--- start RECORDS PROVIDED ---

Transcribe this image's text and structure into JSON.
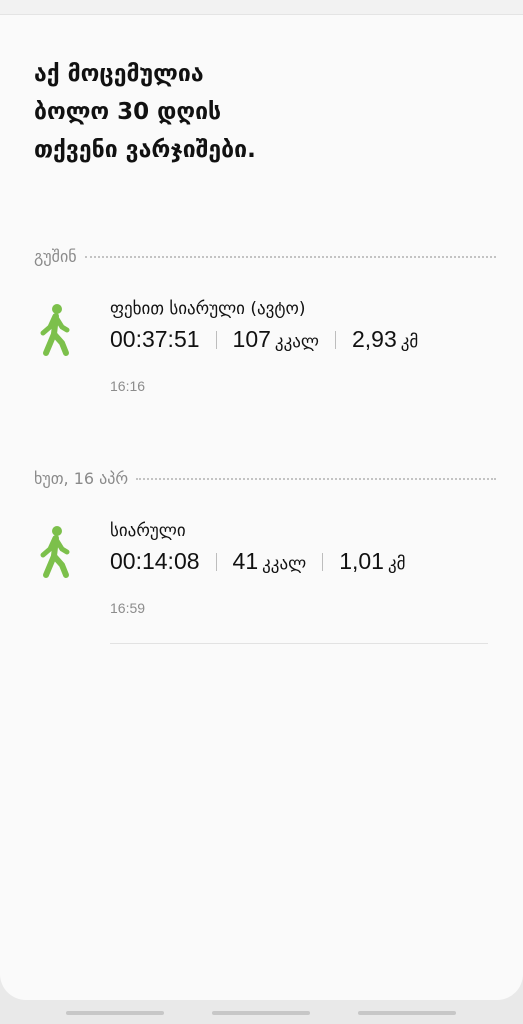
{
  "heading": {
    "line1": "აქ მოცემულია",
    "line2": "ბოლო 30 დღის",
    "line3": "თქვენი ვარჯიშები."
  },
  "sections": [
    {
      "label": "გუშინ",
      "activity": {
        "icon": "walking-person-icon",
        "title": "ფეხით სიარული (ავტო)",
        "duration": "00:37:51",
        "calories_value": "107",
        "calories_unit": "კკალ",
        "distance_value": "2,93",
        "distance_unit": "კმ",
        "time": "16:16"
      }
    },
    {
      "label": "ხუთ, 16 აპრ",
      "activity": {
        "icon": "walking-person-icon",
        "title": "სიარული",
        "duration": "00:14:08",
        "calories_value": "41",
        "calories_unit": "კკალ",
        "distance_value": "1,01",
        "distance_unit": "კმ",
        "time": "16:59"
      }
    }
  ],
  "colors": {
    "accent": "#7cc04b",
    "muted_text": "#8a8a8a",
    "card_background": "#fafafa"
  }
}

--- end RECORDS PROVIDED ---

## THE PROBLEM:
Transcribe the records above exactly, leaving out every picture.

## SOLUTION TO THIS PROBLEM:
Transcribe this image's text and structure into JSON.
{
  "heading": {
    "line1": "აქ მოცემულია",
    "line2": "ბოლო 30 დღის",
    "line3": "თქვენი ვარჯიშები."
  },
  "sections": [
    {
      "label": "გუშინ",
      "activity": {
        "icon": "walking-person-icon",
        "title": "ფეხით სიარული (ავტო)",
        "duration": "00:37:51",
        "calories_value": "107",
        "calories_unit": "კკალ",
        "distance_value": "2,93",
        "distance_unit": "კმ",
        "time": "16:16"
      }
    },
    {
      "label": "ხუთ, 16 აპრ",
      "activity": {
        "icon": "walking-person-icon",
        "title": "სიარული",
        "duration": "00:14:08",
        "calories_value": "41",
        "calories_unit": "კკალ",
        "distance_value": "1,01",
        "distance_unit": "კმ",
        "time": "16:59"
      }
    }
  ],
  "colors": {
    "accent": "#7cc04b",
    "muted_text": "#8a8a8a",
    "card_background": "#fafafa"
  }
}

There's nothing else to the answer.